-- begin Task material --
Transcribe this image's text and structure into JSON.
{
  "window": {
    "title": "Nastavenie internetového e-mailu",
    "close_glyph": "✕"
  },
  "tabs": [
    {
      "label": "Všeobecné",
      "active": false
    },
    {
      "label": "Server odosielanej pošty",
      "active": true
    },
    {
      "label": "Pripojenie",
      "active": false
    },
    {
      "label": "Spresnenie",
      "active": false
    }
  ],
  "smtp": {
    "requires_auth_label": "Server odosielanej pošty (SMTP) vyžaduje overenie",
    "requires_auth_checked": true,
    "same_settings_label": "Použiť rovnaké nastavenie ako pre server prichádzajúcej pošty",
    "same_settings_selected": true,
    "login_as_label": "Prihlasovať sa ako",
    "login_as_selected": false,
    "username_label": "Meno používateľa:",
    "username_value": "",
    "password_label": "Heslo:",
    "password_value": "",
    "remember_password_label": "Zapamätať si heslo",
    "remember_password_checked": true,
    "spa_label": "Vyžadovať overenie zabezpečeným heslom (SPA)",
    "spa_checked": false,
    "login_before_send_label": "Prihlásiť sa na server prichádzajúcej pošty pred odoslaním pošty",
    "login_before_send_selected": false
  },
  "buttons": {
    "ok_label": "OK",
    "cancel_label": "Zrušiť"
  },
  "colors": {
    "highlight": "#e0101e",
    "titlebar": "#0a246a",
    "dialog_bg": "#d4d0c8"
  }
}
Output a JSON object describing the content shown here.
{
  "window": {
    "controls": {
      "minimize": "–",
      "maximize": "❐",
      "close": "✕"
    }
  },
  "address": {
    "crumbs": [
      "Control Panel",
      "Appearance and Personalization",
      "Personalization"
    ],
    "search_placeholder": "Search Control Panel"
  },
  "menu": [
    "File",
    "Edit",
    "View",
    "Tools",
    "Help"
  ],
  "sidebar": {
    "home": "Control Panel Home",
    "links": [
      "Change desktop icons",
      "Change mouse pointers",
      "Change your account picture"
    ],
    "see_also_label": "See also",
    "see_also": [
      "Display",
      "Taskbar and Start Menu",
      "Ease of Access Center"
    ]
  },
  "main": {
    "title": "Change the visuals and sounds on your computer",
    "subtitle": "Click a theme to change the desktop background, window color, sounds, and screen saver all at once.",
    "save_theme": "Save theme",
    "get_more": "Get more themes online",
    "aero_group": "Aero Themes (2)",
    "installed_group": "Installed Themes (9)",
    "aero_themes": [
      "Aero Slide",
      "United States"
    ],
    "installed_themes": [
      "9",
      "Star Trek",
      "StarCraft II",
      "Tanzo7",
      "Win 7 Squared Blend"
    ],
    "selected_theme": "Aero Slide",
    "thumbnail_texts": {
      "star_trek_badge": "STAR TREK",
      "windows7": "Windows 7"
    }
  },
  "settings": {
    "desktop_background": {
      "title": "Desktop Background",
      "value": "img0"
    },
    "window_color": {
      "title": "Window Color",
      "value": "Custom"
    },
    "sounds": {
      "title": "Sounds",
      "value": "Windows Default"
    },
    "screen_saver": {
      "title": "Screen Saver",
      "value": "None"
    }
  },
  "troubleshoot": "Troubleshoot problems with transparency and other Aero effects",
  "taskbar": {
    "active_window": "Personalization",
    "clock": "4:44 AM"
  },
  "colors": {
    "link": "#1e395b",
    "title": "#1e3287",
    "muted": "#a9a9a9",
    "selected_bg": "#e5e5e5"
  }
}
-- end Task material --
*What is asked*
Once more, set down the full listing, verbatim.

*Answer to the exercise*
Transcribe this image's text and structure into JSON.
{
  "window": {
    "title": "Nastavenie internetového e-mailu",
    "close_glyph": "✕"
  },
  "tabs": [
    {
      "label": "Všeobecné",
      "active": false
    },
    {
      "label": "Server odosielanej pošty",
      "active": true
    },
    {
      "label": "Pripojenie",
      "active": false
    },
    {
      "label": "Spresnenie",
      "active": false
    }
  ],
  "smtp": {
    "requires_auth_label": "Server odosielanej pošty (SMTP) vyžaduje overenie",
    "requires_auth_checked": true,
    "same_settings_label": "Použiť rovnaké nastavenie ako pre server prichádzajúcej pošty",
    "same_settings_selected": true,
    "login_as_label": "Prihlasovať sa ako",
    "login_as_selected": false,
    "username_label": "Meno používateľa:",
    "username_value": "",
    "password_label": "Heslo:",
    "password_value": "",
    "remember_password_label": "Zapamätať si heslo",
    "remember_password_checked": true,
    "spa_label": "Vyžadovať overenie zabezpečeným heslom (SPA)",
    "spa_checked": false,
    "login_before_send_label": "Prihlásiť sa na server prichádzajúcej pošty pred odoslaním pošty",
    "login_before_send_selected": false
  },
  "buttons": {
    "ok_label": "OK",
    "cancel_label": "Zrušiť"
  },
  "colors": {
    "highlight": "#e0101e",
    "titlebar": "#0a246a",
    "dialog_bg": "#d4d0c8"
  }
}
Output a JSON object describing the content shown here.
{
  "window": {
    "controls": {
      "minimize": "–",
      "maximize": "❐",
      "close": "✕"
    }
  },
  "address": {
    "crumbs": [
      "Control Panel",
      "Appearance and Personalization",
      "Personalization"
    ],
    "search_placeholder": "Search Control Panel"
  },
  "menu": [
    "File",
    "Edit",
    "View",
    "Tools",
    "Help"
  ],
  "sidebar": {
    "home": "Control Panel Home",
    "links": [
      "Change desktop icons",
      "Change mouse pointers",
      "Change your account picture"
    ],
    "see_also_label": "See also",
    "see_also": [
      "Display",
      "Taskbar and Start Menu",
      "Ease of Access Center"
    ]
  },
  "main": {
    "title": "Change the visuals and sounds on your computer",
    "subtitle": "Click a theme to change the desktop background, window color, sounds, and screen saver all at once.",
    "save_theme": "Save theme",
    "get_more": "Get more themes online",
    "aero_group": "Aero Themes (2)",
    "installed_group": "Installed Themes (9)",
    "aero_themes": [
      "Aero Slide",
      "United States"
    ],
    "installed_themes": [
      "9",
      "Star Trek",
      "StarCraft II",
      "Tanzo7",
      "Win 7 Squared Blend"
    ],
    "selected_theme": "Aero Slide",
    "thumbnail_texts": {
      "star_trek_badge": "STAR TREK",
      "windows7": "Windows 7"
    }
  },
  "settings": {
    "desktop_background": {
      "title": "Desktop Background",
      "value": "img0"
    },
    "window_color": {
      "title": "Window Color",
      "value": "Custom"
    },
    "sounds": {
      "title": "Sounds",
      "value": "Windows Default"
    },
    "screen_saver": {
      "title": "Screen Saver",
      "value": "None"
    }
  },
  "troubleshoot": "Troubleshoot problems with transparency and other Aero effects",
  "taskbar": {
    "active_window": "Personalization",
    "clock": "4:44 AM"
  },
  "colors": {
    "link": "#1e395b",
    "title": "#1e3287",
    "muted": "#a9a9a9",
    "selected_bg": "#e5e5e5"
  }
}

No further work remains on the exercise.